• **Dataset records**:
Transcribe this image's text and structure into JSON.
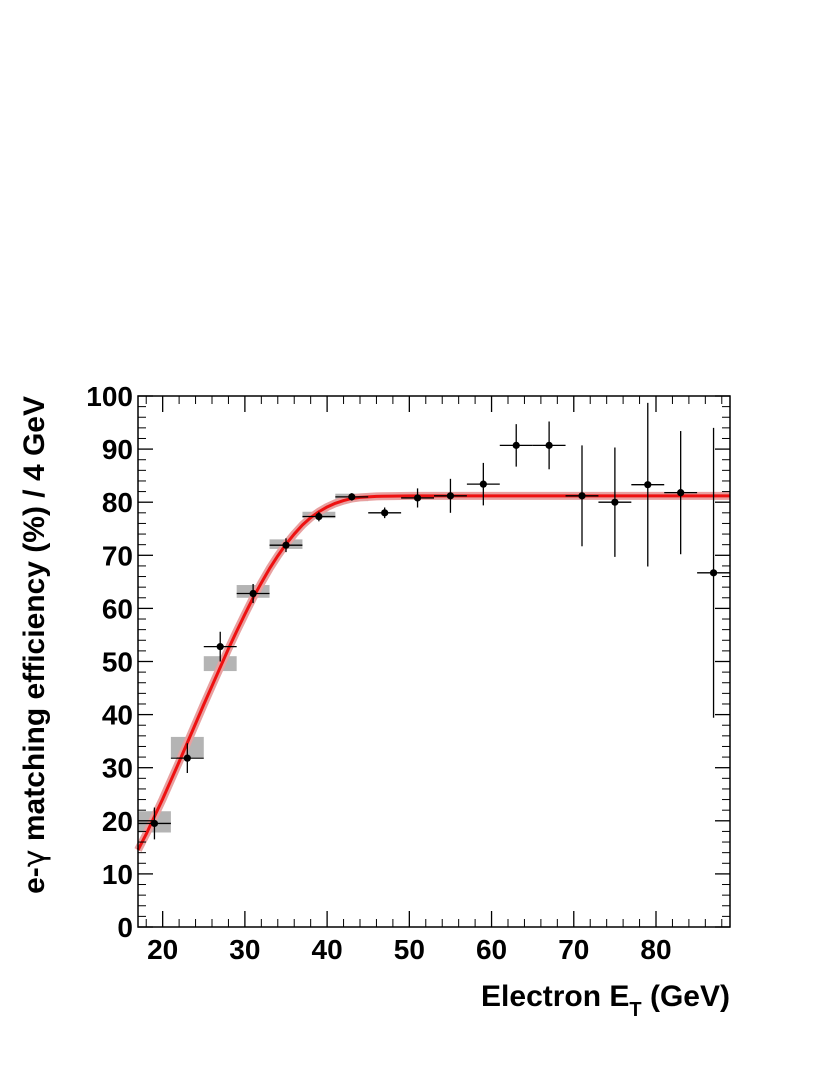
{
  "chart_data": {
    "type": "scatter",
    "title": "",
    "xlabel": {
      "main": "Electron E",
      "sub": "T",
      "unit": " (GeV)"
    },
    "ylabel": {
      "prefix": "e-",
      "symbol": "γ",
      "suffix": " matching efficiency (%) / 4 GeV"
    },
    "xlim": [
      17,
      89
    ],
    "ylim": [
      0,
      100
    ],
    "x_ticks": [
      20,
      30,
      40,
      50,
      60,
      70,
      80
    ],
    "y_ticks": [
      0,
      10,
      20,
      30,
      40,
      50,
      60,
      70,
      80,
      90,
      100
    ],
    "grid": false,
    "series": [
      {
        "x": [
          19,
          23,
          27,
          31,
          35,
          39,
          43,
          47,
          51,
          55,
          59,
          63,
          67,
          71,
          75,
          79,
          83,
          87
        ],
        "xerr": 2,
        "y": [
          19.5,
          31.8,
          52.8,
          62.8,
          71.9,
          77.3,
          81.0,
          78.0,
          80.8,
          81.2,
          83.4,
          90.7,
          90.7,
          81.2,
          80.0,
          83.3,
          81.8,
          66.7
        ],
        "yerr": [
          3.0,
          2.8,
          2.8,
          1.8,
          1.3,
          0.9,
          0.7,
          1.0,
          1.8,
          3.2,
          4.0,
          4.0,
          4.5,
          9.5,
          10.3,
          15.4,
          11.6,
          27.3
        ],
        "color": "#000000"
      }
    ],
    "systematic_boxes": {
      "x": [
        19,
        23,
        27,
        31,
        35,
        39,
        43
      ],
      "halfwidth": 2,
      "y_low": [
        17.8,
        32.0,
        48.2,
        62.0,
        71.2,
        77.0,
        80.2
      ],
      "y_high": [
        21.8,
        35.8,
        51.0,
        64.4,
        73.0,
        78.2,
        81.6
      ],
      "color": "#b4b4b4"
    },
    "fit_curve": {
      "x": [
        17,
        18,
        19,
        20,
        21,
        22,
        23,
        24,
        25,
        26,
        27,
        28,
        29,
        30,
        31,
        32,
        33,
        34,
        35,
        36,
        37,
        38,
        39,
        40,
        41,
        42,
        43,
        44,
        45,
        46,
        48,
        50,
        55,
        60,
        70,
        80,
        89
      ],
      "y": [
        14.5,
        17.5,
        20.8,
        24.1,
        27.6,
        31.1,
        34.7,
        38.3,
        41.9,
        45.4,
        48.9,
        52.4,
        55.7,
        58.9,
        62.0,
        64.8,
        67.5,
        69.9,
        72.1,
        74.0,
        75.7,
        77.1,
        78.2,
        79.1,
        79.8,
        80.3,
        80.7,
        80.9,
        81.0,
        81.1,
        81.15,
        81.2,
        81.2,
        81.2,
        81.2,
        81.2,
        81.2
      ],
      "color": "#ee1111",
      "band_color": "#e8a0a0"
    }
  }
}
==
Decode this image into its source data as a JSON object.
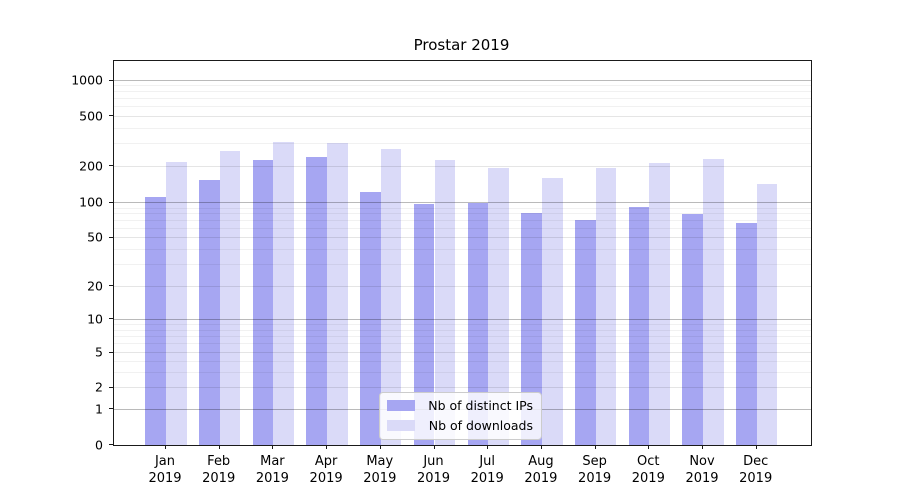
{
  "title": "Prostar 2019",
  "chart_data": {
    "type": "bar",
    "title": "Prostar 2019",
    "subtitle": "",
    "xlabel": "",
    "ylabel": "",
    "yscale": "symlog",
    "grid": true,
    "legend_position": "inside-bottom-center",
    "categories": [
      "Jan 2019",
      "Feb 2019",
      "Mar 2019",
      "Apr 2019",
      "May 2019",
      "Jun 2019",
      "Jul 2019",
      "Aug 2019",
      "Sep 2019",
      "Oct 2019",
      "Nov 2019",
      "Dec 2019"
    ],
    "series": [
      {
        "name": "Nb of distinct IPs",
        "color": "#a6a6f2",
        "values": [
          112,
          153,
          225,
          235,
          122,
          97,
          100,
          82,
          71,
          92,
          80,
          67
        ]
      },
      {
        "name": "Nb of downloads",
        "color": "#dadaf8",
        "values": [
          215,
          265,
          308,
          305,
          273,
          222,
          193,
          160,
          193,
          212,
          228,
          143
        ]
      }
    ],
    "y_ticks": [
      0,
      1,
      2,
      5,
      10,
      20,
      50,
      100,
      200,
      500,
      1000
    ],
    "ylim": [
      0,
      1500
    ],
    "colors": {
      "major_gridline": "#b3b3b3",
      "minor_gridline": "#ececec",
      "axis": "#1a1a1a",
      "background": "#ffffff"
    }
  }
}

• **Challenge**: Find the lines containing "into" and list every one of them.

• **Result for this exercise**:
Transcribe this image's text and structure into JSON.
Decode this image into its source data as a JSON object.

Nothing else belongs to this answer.